* Begin *

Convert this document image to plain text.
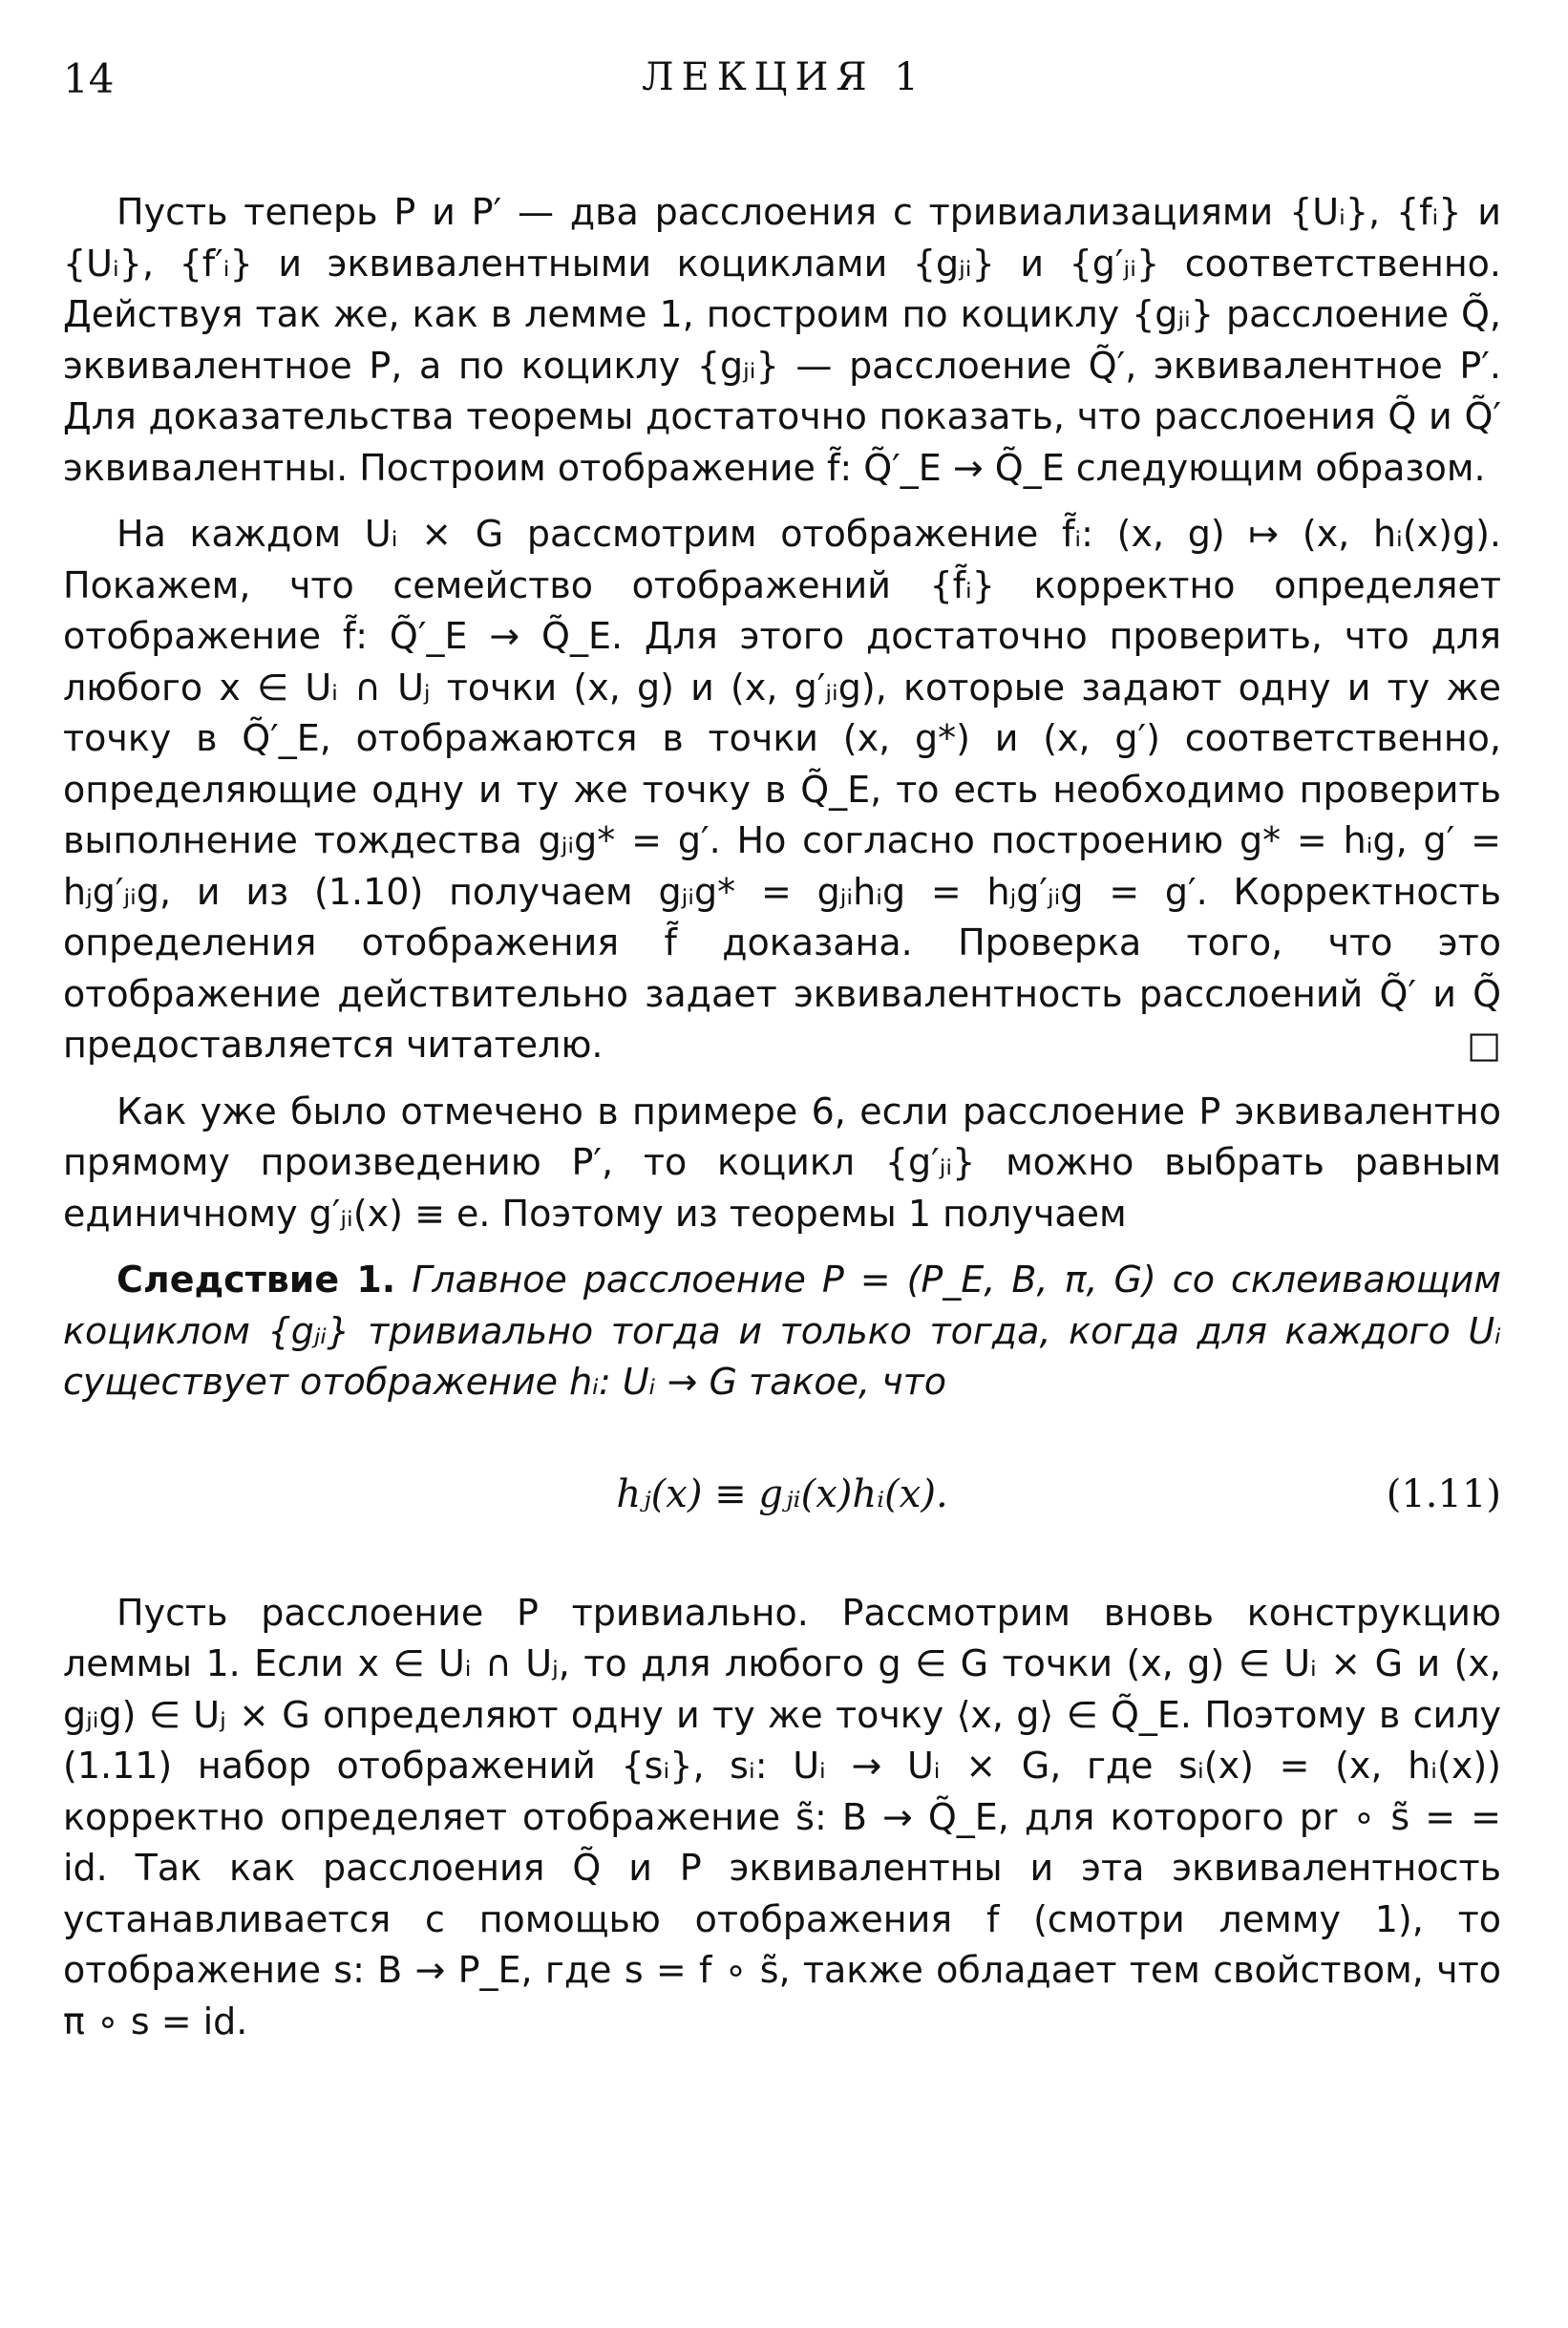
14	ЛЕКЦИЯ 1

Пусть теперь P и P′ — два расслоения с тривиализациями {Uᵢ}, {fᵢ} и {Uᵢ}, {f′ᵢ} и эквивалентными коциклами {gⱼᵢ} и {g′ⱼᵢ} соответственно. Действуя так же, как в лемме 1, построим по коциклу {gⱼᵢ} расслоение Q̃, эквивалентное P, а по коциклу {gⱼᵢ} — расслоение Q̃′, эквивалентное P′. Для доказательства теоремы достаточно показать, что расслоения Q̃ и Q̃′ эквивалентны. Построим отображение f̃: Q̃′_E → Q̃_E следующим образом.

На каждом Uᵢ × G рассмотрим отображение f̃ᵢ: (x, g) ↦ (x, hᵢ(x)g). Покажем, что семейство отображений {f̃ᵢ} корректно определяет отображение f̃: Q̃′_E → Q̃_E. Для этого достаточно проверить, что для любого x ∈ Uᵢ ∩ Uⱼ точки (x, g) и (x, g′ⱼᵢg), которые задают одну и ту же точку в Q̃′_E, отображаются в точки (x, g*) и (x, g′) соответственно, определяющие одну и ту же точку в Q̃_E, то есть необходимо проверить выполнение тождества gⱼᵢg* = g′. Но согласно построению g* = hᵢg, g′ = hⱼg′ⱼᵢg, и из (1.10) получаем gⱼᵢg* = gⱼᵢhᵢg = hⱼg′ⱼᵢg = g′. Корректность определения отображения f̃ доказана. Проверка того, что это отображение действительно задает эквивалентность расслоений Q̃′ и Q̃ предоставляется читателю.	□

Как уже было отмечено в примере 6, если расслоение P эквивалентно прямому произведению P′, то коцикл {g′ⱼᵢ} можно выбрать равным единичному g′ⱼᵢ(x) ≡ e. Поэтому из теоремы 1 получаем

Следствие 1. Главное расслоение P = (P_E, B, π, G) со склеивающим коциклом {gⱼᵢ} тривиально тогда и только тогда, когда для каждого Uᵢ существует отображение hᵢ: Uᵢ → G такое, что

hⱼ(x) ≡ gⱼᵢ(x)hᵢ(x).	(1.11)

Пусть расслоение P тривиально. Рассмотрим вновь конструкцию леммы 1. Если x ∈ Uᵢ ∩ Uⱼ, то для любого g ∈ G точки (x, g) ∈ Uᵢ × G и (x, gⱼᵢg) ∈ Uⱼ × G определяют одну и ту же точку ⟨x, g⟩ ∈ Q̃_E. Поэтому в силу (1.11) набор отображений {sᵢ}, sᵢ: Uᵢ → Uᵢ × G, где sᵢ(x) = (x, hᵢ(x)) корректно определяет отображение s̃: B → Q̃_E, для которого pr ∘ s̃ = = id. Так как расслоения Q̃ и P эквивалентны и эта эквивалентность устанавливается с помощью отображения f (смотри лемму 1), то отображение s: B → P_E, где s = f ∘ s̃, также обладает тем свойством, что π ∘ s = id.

* End *

Request
Give the data again exactly as written, with all pictures left out.

Right answer
Convert this document image to plain text.
14	ЛЕКЦИЯ 1

Пусть теперь P и P′ — два расслоения с тривиализациями {Uᵢ}, {fᵢ} и {Uᵢ}, {f′ᵢ} и эквивалентными коциклами {gⱼᵢ} и {g′ⱼᵢ} соответственно. Действуя так же, как в лемме 1, построим по коциклу {gⱼᵢ} расслоение Q̃, эквивалентное P, а по коциклу {gⱼᵢ} — расслоение Q̃′, эквивалентное P′. Для доказательства теоремы достаточно показать, что расслоения Q̃ и Q̃′ эквивалентны. Построим отображение f̃: Q̃′_E → Q̃_E следующим образом.

На каждом Uᵢ × G рассмотрим отображение f̃ᵢ: (x, g) ↦ (x, hᵢ(x)g). Покажем, что семейство отображений {f̃ᵢ} корректно определяет отображение f̃: Q̃′_E → Q̃_E. Для этого достаточно проверить, что для любого x ∈ Uᵢ ∩ Uⱼ точки (x, g) и (x, g′ⱼᵢg), которые задают одну и ту же точку в Q̃′_E, отображаются в точки (x, g*) и (x, g′) соответственно, определяющие одну и ту же точку в Q̃_E, то есть необходимо проверить выполнение тождества gⱼᵢg* = g′. Но согласно построению g* = hᵢg, g′ = hⱼg′ⱼᵢg, и из (1.10) получаем gⱼᵢg* = gⱼᵢhᵢg = hⱼg′ⱼᵢg = g′. Корректность определения отображения f̃ доказана. Проверка того, что это отображение действительно задает эквивалентность расслоений Q̃′ и Q̃ предоставляется читателю.	□

Как уже было отмечено в примере 6, если расслоение P эквивалентно прямому произведению P′, то коцикл {g′ⱼᵢ} можно выбрать равным единичному g′ⱼᵢ(x) ≡ e. Поэтому из теоремы 1 получаем

Следствие 1. Главное расслоение P = (P_E, B, π, G) со склеивающим коциклом {gⱼᵢ} тривиально тогда и только тогда, когда для каждого Uᵢ существует отображение hᵢ: Uᵢ → G такое, что

hⱼ(x) ≡ gⱼᵢ(x)hᵢ(x).	(1.11)

Пусть расслоение P тривиально. Рассмотрим вновь конструкцию леммы 1. Если x ∈ Uᵢ ∩ Uⱼ, то для любого g ∈ G точки (x, g) ∈ Uᵢ × G и (x, gⱼᵢg) ∈ Uⱼ × G определяют одну и ту же точку ⟨x, g⟩ ∈ Q̃_E. Поэтому в силу (1.11) набор отображений {sᵢ}, sᵢ: Uᵢ → Uᵢ × G, где sᵢ(x) = (x, hᵢ(x)) корректно определяет отображение s̃: B → Q̃_E, для которого pr ∘ s̃ = = id. Так как расслоения Q̃ и P эквивалентны и эта эквивалентность устанавливается с помощью отображения f (смотри лемму 1), то отображение s: B → P_E, где s = f ∘ s̃, также обладает тем свойством, что π ∘ s = id.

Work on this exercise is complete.